───── Input data ─────
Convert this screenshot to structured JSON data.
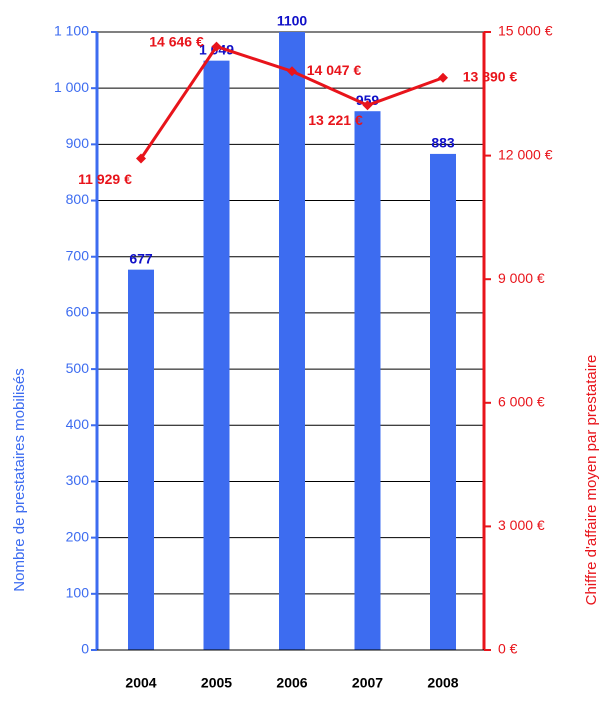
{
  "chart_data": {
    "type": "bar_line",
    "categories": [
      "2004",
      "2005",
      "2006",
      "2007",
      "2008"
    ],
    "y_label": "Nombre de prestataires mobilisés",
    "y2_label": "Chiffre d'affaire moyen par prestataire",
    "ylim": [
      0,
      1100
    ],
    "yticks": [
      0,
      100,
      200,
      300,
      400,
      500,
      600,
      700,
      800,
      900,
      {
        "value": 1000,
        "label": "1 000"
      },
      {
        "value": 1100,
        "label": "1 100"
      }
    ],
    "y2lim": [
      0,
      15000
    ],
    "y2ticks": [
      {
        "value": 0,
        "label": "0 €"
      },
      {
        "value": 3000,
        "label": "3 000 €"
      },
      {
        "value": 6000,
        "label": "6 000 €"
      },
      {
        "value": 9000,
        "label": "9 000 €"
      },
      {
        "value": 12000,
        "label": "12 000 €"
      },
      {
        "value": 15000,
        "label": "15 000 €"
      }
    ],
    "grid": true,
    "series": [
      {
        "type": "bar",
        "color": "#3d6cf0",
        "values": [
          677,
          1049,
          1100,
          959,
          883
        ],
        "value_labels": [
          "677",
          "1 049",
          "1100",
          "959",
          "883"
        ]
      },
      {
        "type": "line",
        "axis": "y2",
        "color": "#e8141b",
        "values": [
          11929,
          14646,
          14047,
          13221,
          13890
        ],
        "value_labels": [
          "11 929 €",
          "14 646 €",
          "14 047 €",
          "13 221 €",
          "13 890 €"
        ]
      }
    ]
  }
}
─────
| To be done |
Every entry must be transcribed exactly. Pictures do not belong in the copy.

| Solution for this exercise |
Convert this screenshot to structured JSON data.
{
  "chart_data": {
    "type": "bar_line",
    "categories": [
      "2004",
      "2005",
      "2006",
      "2007",
      "2008"
    ],
    "y_label": "Nombre de prestataires mobilisés",
    "y2_label": "Chiffre d'affaire moyen par prestataire",
    "ylim": [
      0,
      1100
    ],
    "yticks": [
      0,
      100,
      200,
      300,
      400,
      500,
      600,
      700,
      800,
      900,
      {
        "value": 1000,
        "label": "1 000"
      },
      {
        "value": 1100,
        "label": "1 100"
      }
    ],
    "y2lim": [
      0,
      15000
    ],
    "y2ticks": [
      {
        "value": 0,
        "label": "0 €"
      },
      {
        "value": 3000,
        "label": "3 000 €"
      },
      {
        "value": 6000,
        "label": "6 000 €"
      },
      {
        "value": 9000,
        "label": "9 000 €"
      },
      {
        "value": 12000,
        "label": "12 000 €"
      },
      {
        "value": 15000,
        "label": "15 000 €"
      }
    ],
    "grid": true,
    "series": [
      {
        "type": "bar",
        "color": "#3d6cf0",
        "values": [
          677,
          1049,
          1100,
          959,
          883
        ],
        "value_labels": [
          "677",
          "1 049",
          "1100",
          "959",
          "883"
        ]
      },
      {
        "type": "line",
        "axis": "y2",
        "color": "#e8141b",
        "values": [
          11929,
          14646,
          14047,
          13221,
          13890
        ],
        "value_labels": [
          "11 929 €",
          "14 646 €",
          "14 047 €",
          "13 221 €",
          "13 890 €"
        ]
      }
    ]
  }
}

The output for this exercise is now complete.